WHAT IS EXPECTED: Show every line containing "позитивно" by copying it.
** start of SUPPLIED MATERIAL **
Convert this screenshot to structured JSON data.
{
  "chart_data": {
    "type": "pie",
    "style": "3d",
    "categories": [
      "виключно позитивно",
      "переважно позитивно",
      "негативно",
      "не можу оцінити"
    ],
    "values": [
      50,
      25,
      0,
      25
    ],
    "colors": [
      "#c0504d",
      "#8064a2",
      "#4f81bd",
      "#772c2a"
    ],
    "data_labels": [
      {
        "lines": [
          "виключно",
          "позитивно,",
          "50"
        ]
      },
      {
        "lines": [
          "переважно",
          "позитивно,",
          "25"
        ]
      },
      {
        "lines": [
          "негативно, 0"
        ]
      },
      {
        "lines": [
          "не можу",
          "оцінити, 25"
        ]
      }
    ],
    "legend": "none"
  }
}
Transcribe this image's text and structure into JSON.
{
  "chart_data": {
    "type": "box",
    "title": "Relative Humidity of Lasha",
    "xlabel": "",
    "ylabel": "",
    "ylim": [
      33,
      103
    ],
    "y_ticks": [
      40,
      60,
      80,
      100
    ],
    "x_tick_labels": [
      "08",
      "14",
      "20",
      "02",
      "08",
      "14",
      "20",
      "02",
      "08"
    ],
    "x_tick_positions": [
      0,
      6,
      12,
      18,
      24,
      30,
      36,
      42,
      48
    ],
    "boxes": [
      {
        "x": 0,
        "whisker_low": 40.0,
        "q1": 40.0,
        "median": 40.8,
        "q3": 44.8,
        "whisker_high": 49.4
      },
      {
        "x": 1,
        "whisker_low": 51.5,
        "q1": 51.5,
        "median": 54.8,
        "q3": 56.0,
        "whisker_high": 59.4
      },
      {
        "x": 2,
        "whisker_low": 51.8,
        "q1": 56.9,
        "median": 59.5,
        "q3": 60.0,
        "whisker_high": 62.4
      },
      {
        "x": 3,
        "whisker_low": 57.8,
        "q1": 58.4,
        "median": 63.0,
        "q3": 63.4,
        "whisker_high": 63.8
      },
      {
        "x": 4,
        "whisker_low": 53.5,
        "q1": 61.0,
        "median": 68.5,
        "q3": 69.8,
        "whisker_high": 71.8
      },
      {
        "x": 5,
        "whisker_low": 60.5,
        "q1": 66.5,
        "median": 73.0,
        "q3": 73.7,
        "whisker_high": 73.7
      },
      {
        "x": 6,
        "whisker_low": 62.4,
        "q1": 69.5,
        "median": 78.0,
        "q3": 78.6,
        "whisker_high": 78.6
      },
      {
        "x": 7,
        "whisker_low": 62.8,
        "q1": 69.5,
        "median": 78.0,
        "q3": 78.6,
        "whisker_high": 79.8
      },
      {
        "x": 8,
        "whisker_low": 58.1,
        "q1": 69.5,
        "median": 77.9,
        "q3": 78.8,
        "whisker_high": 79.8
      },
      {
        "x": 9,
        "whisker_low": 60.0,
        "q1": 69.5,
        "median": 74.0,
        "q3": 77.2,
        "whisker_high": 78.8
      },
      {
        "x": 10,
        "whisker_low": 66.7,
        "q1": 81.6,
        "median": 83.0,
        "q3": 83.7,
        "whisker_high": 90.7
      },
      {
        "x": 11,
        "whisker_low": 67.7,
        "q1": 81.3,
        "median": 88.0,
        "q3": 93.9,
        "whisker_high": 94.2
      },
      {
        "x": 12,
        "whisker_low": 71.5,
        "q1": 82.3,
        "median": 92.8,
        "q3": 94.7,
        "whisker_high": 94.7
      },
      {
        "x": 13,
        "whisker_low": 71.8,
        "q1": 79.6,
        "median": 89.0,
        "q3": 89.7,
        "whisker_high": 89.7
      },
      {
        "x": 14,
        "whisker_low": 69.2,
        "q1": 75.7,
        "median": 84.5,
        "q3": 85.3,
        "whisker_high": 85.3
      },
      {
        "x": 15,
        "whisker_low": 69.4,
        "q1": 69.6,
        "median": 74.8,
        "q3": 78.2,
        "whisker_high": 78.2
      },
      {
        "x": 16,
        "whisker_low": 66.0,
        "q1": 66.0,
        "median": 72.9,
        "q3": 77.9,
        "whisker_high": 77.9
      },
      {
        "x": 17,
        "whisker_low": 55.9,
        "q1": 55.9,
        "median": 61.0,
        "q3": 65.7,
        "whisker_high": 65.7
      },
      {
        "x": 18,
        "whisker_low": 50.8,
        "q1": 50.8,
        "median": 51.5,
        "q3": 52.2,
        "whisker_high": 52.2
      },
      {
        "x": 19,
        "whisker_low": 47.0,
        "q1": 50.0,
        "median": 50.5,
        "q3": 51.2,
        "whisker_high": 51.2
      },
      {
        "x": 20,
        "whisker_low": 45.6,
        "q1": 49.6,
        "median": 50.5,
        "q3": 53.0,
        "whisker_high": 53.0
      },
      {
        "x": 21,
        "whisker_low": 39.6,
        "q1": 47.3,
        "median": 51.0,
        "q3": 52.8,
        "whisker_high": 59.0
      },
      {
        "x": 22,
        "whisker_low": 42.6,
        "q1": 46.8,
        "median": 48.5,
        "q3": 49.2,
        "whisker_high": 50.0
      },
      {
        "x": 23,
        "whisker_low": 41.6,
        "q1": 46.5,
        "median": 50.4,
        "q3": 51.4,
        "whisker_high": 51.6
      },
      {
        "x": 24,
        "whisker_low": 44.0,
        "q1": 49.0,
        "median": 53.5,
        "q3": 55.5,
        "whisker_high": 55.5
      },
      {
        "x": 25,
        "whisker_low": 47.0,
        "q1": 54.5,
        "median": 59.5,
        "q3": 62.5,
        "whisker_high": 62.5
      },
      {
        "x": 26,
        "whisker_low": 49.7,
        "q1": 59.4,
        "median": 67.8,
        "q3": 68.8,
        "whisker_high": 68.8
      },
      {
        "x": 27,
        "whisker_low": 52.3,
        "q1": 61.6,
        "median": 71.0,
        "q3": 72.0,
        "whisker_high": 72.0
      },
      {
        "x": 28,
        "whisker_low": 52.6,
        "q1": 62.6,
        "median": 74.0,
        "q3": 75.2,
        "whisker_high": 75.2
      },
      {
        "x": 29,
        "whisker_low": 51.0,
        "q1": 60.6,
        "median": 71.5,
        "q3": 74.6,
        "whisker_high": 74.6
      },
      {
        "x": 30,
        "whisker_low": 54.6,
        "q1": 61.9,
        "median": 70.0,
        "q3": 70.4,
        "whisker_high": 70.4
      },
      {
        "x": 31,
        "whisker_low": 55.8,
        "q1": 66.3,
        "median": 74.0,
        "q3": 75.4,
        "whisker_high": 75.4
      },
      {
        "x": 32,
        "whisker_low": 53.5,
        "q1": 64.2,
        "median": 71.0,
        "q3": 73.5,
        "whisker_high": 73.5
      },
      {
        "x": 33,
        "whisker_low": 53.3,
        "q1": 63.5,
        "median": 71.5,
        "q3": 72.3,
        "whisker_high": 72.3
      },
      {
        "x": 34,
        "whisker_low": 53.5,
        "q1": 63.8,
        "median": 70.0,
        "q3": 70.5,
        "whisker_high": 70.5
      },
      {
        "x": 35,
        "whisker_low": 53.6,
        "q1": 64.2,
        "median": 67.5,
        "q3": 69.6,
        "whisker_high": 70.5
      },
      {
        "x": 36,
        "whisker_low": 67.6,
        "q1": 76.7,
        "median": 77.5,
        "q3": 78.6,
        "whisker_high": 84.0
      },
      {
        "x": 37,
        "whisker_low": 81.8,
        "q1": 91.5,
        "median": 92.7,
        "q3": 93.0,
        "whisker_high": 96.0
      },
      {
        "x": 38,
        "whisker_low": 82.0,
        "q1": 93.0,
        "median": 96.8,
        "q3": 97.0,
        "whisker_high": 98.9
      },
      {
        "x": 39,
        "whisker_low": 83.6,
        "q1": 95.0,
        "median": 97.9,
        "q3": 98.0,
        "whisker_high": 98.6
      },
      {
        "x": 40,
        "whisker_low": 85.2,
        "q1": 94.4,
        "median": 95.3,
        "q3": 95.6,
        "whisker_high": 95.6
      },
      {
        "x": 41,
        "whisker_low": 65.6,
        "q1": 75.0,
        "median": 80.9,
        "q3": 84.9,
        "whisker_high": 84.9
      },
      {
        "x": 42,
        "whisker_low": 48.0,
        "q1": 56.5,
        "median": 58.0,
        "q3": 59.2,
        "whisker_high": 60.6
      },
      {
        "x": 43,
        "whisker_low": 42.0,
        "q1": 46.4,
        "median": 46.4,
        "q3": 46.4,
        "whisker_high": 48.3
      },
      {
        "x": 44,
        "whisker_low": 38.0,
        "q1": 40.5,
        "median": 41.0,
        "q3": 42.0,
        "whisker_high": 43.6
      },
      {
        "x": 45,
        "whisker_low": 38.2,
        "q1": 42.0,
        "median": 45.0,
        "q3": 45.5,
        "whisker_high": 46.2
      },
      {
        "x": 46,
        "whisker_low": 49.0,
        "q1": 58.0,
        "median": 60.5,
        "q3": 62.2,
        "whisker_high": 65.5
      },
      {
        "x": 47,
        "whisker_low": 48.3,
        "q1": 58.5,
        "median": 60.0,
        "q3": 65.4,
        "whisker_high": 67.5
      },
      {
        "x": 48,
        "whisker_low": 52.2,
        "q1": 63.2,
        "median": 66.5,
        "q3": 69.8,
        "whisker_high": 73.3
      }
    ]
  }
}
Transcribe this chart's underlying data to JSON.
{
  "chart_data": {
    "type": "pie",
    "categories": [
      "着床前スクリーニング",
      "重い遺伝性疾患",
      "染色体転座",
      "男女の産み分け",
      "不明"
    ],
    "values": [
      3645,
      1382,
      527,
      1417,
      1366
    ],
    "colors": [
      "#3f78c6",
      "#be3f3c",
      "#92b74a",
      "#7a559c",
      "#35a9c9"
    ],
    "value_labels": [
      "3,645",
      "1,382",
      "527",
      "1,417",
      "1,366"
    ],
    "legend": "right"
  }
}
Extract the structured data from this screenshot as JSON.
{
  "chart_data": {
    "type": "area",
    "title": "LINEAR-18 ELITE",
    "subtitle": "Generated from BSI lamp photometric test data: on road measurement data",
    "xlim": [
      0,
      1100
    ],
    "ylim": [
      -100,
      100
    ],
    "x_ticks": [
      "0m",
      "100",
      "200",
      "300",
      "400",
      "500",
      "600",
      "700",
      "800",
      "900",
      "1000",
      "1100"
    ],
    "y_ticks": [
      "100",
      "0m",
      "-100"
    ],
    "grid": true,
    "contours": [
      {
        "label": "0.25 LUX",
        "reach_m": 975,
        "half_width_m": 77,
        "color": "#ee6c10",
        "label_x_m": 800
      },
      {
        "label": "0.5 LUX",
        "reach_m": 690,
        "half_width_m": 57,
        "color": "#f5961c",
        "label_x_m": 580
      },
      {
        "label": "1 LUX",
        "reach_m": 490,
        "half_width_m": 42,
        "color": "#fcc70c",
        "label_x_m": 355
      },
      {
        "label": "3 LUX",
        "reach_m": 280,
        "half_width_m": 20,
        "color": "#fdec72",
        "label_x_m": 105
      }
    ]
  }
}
** end of SUPPLIED MATERIAL **
RESPONSE:
      "виключно позитивно",
      "переважно позитивно",
          "позитивно,",
          "позитивно,",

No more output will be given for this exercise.